# Exercise
For each line below that contains the string "using", copy that line.

# Records provided

- - -

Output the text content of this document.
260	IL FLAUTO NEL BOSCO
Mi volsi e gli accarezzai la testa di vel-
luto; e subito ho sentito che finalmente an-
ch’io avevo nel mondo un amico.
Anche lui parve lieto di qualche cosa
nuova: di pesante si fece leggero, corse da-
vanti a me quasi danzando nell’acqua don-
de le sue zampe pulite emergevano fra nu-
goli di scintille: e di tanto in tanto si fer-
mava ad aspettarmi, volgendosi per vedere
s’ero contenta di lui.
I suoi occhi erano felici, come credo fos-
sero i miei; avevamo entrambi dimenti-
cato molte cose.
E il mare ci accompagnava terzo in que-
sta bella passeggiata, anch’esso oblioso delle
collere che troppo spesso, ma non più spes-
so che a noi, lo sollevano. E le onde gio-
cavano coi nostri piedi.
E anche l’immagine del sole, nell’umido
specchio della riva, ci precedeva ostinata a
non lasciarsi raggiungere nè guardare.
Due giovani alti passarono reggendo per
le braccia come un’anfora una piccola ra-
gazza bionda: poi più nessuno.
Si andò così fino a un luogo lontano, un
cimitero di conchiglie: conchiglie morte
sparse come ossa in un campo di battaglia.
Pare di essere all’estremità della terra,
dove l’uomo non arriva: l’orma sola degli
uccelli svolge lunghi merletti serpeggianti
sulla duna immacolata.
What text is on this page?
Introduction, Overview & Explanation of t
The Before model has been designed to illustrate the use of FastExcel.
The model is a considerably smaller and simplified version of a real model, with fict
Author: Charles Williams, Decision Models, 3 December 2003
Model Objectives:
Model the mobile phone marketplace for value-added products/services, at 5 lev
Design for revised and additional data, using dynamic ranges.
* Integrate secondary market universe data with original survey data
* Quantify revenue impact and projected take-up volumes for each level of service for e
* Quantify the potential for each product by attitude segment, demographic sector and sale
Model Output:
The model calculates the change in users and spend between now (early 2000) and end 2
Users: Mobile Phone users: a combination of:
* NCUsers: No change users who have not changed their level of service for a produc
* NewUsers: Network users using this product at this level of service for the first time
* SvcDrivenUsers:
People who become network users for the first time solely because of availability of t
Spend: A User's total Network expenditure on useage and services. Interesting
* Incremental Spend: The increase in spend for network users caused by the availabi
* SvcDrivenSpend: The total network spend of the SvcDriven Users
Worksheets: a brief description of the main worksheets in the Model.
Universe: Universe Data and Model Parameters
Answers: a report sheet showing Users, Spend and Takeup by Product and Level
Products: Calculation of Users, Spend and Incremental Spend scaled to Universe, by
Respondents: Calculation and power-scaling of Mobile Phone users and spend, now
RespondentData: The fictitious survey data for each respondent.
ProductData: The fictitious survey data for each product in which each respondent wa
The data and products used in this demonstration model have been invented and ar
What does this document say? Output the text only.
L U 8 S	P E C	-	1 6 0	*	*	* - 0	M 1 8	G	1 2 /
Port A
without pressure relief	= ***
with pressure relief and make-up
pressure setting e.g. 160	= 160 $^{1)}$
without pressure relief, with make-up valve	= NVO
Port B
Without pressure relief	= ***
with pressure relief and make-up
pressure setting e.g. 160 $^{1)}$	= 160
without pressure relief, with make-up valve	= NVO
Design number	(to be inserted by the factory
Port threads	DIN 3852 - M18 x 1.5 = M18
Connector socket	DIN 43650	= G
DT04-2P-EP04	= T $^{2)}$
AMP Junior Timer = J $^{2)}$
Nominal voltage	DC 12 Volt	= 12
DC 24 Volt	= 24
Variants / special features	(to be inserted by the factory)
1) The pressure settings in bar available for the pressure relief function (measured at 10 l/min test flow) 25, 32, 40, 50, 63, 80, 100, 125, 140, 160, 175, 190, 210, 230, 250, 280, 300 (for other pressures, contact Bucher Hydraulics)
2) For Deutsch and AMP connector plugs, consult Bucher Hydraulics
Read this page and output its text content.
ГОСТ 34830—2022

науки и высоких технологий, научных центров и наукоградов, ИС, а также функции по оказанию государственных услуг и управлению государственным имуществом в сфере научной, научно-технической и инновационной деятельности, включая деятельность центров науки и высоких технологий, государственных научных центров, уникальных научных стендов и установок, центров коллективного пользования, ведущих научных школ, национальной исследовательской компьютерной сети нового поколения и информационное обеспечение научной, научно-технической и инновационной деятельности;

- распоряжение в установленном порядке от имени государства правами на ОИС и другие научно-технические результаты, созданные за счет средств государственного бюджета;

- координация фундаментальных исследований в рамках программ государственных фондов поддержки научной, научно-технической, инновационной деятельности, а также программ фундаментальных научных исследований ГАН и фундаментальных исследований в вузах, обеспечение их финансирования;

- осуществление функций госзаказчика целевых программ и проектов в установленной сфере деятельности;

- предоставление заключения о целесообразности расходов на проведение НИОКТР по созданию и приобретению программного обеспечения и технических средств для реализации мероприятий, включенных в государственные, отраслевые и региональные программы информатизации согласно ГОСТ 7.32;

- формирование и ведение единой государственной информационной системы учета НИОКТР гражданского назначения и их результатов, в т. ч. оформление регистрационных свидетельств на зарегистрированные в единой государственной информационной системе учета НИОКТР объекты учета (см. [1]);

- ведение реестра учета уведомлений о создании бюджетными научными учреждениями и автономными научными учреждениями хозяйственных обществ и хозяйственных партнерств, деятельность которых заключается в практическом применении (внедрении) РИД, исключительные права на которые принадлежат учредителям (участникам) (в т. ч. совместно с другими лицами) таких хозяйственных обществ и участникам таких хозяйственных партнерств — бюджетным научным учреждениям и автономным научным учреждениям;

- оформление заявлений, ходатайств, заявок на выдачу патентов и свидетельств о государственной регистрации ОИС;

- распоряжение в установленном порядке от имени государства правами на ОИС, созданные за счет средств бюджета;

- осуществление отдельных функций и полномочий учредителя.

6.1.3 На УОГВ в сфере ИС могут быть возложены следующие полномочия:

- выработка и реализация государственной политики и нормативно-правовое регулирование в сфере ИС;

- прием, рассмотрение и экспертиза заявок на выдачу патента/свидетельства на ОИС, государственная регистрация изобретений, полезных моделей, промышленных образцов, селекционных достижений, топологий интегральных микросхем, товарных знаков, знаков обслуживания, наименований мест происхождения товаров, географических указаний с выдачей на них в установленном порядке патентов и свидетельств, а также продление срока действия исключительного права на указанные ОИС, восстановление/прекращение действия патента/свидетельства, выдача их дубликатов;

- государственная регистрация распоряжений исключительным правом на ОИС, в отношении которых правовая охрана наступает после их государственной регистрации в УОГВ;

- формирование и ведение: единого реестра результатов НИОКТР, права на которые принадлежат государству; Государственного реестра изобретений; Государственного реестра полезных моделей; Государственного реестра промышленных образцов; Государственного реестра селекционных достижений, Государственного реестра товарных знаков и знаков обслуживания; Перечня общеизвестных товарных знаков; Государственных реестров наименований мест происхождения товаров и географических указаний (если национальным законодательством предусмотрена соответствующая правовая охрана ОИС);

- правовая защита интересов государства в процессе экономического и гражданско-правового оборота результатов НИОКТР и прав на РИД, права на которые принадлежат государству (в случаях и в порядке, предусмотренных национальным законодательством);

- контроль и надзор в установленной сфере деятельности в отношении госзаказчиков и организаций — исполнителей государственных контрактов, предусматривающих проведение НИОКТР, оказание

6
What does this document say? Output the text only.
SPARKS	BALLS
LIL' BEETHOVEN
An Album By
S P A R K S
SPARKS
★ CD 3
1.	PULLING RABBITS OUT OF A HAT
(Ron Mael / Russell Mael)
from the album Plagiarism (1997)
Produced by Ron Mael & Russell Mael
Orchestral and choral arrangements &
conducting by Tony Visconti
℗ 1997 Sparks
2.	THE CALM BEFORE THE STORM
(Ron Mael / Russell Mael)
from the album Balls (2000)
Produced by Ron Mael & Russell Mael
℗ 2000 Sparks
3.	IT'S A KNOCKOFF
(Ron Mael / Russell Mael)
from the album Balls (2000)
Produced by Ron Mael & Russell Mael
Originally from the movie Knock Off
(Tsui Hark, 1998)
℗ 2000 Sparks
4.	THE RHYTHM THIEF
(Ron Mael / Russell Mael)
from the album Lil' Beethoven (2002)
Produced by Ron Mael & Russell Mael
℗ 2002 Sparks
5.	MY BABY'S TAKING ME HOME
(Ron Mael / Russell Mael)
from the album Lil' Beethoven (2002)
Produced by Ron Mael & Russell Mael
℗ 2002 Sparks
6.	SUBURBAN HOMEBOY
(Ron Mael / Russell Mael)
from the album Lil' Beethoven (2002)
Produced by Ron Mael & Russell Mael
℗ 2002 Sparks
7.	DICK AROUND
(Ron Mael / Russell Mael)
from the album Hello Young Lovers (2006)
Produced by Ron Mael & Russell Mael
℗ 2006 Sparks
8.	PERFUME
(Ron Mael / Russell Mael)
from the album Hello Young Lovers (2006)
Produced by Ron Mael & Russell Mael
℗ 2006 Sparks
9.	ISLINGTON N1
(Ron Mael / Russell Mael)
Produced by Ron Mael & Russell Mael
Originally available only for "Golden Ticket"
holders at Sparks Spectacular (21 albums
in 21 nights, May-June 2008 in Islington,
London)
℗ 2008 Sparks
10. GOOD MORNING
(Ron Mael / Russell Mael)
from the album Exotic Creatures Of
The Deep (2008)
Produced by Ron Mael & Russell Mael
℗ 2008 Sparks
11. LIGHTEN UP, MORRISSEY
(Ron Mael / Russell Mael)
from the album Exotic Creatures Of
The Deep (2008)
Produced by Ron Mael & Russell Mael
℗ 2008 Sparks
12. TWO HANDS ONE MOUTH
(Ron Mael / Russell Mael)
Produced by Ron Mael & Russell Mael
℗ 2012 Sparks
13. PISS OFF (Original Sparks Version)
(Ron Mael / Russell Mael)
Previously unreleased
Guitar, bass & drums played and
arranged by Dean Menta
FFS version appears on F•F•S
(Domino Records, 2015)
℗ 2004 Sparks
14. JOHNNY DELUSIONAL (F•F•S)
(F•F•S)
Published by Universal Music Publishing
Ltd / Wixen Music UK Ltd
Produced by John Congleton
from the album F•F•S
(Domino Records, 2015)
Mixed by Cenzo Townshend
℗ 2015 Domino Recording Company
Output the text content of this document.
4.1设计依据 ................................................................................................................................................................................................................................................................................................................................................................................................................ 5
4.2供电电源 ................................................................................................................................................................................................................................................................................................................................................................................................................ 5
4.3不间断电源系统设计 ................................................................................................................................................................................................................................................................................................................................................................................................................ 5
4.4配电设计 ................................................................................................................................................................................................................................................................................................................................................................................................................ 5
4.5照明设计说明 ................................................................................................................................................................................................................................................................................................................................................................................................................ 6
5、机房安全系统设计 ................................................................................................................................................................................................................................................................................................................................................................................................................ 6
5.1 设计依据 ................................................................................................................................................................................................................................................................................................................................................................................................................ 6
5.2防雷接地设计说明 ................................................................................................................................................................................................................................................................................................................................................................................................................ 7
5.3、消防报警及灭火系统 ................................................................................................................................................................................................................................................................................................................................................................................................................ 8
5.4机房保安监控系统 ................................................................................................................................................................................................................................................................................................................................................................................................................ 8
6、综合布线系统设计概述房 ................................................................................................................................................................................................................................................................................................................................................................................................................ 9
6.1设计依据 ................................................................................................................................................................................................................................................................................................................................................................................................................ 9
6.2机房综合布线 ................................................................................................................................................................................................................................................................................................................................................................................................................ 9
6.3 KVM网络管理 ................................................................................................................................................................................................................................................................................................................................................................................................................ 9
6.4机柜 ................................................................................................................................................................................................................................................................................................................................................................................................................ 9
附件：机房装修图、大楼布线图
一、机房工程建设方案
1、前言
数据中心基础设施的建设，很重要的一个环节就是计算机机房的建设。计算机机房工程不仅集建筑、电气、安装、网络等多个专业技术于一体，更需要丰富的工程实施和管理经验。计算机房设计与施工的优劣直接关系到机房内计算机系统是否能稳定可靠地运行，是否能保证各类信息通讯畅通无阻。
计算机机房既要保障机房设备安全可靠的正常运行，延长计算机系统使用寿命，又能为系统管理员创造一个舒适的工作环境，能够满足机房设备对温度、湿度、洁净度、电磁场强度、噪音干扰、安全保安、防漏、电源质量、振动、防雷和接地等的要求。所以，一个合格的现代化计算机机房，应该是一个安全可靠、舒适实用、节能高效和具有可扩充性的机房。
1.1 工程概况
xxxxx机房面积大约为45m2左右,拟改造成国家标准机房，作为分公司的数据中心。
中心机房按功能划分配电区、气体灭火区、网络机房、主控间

- - -

# Final answer
Design for revised and additional data, using dynamic ranges.
* NewUsers: Network users using this product at this level of service for the first time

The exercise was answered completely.